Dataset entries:
•••••

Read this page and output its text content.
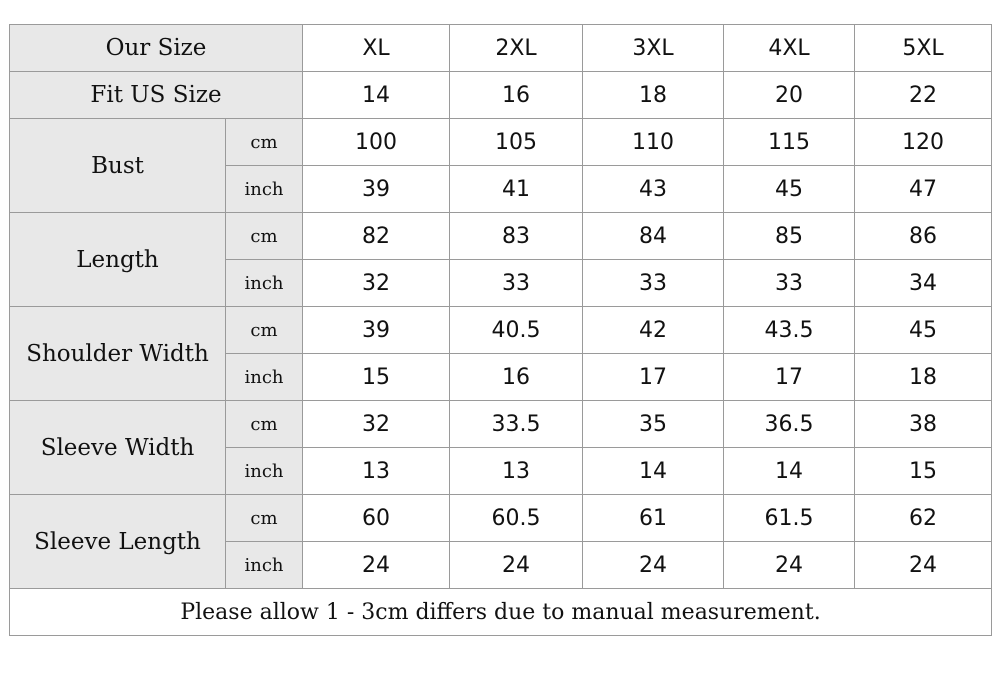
Our Size		XL	2XL	3XL	4XL	5XL
Fit US Size		14	16	18	20	22
Bust	cm	100	105	110	115	120
	inch	39	41	43	45	47
Length	cm	82	83	84	85	86
	inch	32	33	33	33	34
Shoulder Width	cm	39	40.5	42	43.5	45
	inch	15	16	17	17	18
Sleeve Width	cm	32	33.5	35	36.5	38
	inch	13	13	14	14	15
Sleeve Length	cm	60	60.5	61	61.5	62
	inch	24	24	24	24	24
Please allow 1 - 3cm differs due to manual measurement.						
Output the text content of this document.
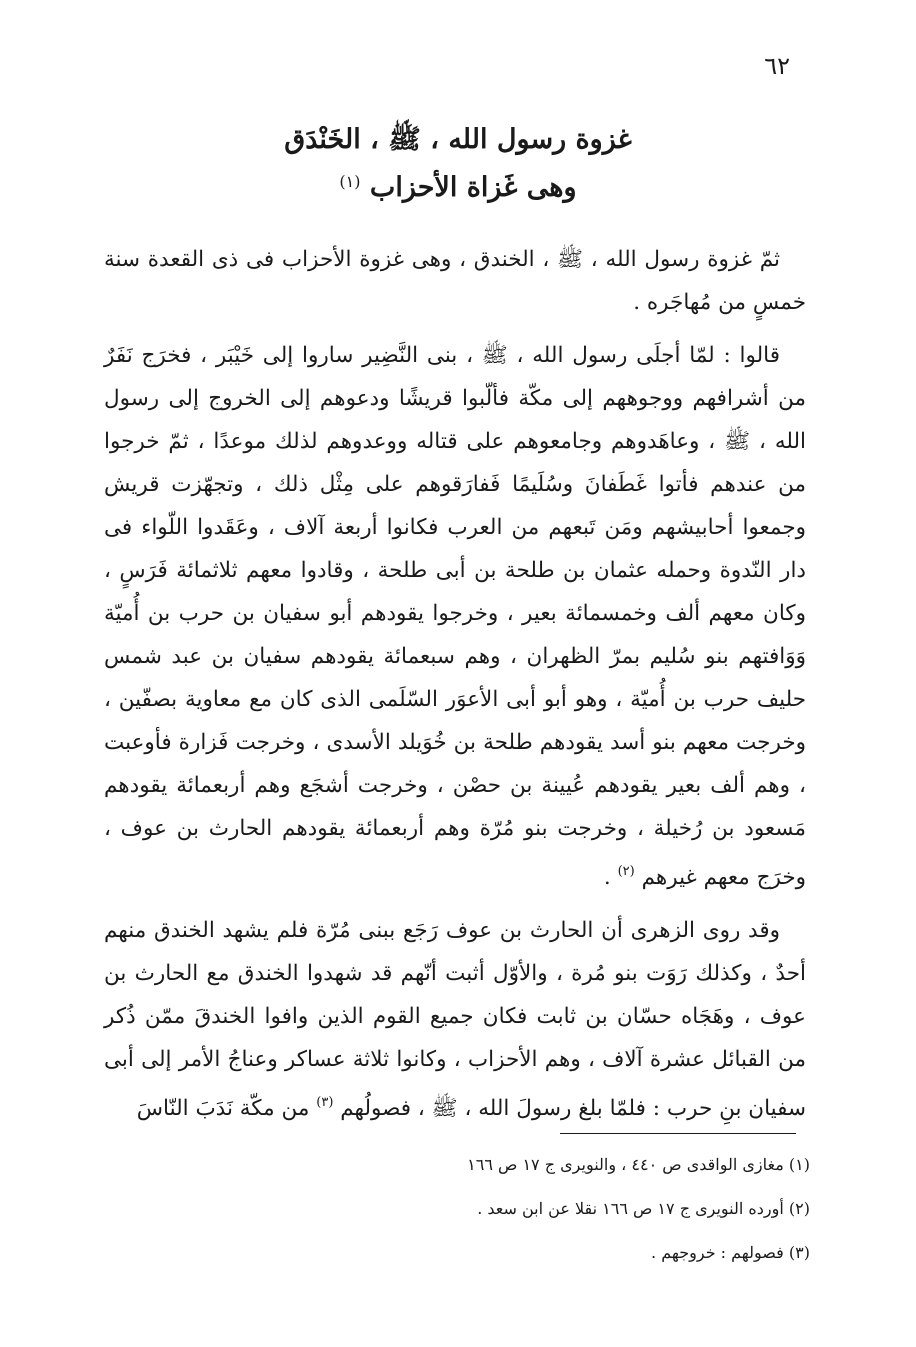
٦٢
غزوة رسول الله ، ﷺ ، الخَنْدَق
وهى غَزاة الأحزاب $^{(١)}$

ثمّ غزوة رسول الله ، ﷺ ، الخندق ، وهى غزوة الأحزاب فى ذى القعدة سنة خمسٍ من مُهاجَره .

قالوا : لمّا أجلَى رسول الله ، ﷺ ، بنى النَّضِير ساروا إلى خَيْبَر ، فخرَج نَفَرٌ من أشرافهم ووجوههم إلى مكّة فألّبوا قريشًا ودعوهم إلى الخروج إلى رسول الله ، ﷺ ، وعاهَدوهم وجامعوهم على قتاله ووعدوهم لذلك موعدًا ، ثمّ خرجوا من عندهم فأتوا غَطَفانَ وسُلَيمًا فَفارَقوهم على مِثْل ذلك ، وتجهّزت قريش وجمعوا أحابيشهم ومَن تَبعهم من العرب فكانوا أربعة آلاف ، وعَقَدوا اللّواء فى دار النّدوة وحمله عثمان بن طلحة بن أبى طلحة ، وقادوا معهم ثلاثمائة فَرَسٍ ، وكان معهم ألف وخمسمائة بعير ، وخرجوا يقودهم أبو سفيان بن حرب بن أُميّة وَوَافتهم بنو سُليم بمرّ الظهران ، وهم سبعمائة يقودهم سفيان بن عبد شمس حليف حرب بن أُميّة ، وهو أبو أبى الأعوَر السّلَمى الذى كان مع معاوية بصفّين ، وخرجت معهم بنو أسد يقودهم طلحة بن خُوَيلد الأسدى ، وخرجت فَزارة فأوعبت ، وهم ألف بعير يقودهم عُيينة بن حصْن ، وخرجت أشجَع وهم أربعمائة يقودهم مَسعود بن رُخيلة ، وخرجت بنو مُرّة وهم أربعمائة يقودهم الحارث بن عوف ، وخرَج معهم غيرهم $^{(٢)}$ .

وقد روى الزهرى أن الحارث بن عوف رَجَع ببنى مُرّة فلم يشهد الخندق منهم أحدٌ ، وكذلك رَوَت بنو مُرة ، والأوّل أثبت أنّهم قد شهدوا الخندق مع الحارث بن عوف ، وهَجَاه حسّان بن ثابت فكان جميع القوم الذين وافوا الخندقَ ممّن ذُكر من القبائل عشرة آلاف ، وهم الأحزاب ، وكانوا ثلاثة عساكر وعناجُ الأمر إلى أبى سفيان بنِ حرب : فلمّا بلغ رسولَ الله ، ﷺ ، فصولُهم $^{(٣)}$ من مكّة نَدَبَ النّاسَ

(١) مغازى الواقدى ص ٤٤٠ ، والنويرى ج ١٧ ص ١٦٦

(٢) أورده النويرى ج ١٧ ص ١٦٦ نقلا عن ابن سعد .

(٣) فصولهم : خروجهم .
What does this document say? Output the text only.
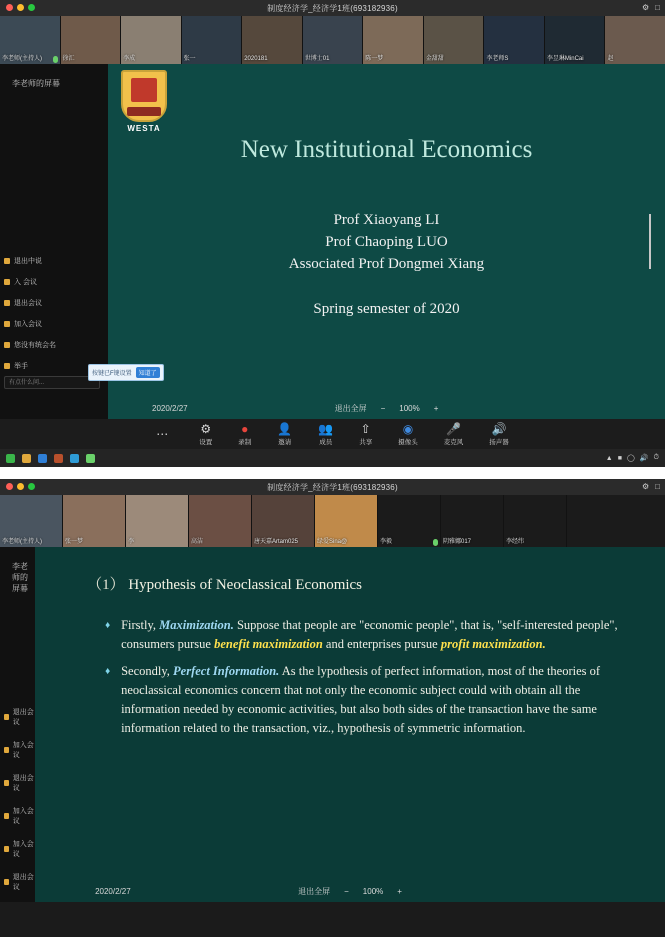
制度经济学_经济学1班(693182936)	⚙ □
李老师(主持人)	徐汇	李成	张一	2020181	世博士01	陈一梦	金甜甜	李老师S	李昱琳MinCai	赵
李老师的屏幕
退出中说
入 会议
退出会议
加入会议
您没有统会名
举手
有点什么问...
WESTA
New Institutional Economics
Prof Xiaoyang LI
Prof Chaoping LUO
Associated Prof Dongmei Xiang
Spring semester of 2020
2020/2/27	退出全屏 − 100% +
按键已F键设置	知道了
⋯	⚙
设置
●
录制
👤
邀请
👥
成员
⇧
共享
◉
摄像头
🎤
麦克风
🔊
扬声器
▲ ■ ◯ 🔊 ⏱
制度经济学_经济学1班(693182936)	⚙ □
李老师(主持人)	张一梦	李	高洁	唐天嘉Artam025	绿爱Sina@	李毅	阴雅娜017	李经纬
李老师的屏幕
退出会议
加入会议
退出会议
加入会议
加入会议
退出会议
（1） Hypothesis of Neoclassical Economics
♦ Firstly, Maximization. Suppose that people are "economic people", that is, "self-interested people", consumers pursue benefit maximization and enterprises pursue profit maximization.
♦ Secondly, Perfect Information. As the lypothesis of perfect information, most of the theories of neoclassical economics concern that not only the economic subject could with obtain all the information needed by economic activities, but also both sides of the transaction have the same information related to the transaction, viz., hypothesis of symmetric information.
2020/2/27	退出全屏 − 100% +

•••••

• [Given exercise] Wherever the word "content" occurs in a line of the listing, copy that line.

• [Answer to the exercise]
Read this page and output its text content.
Output the text content of this document.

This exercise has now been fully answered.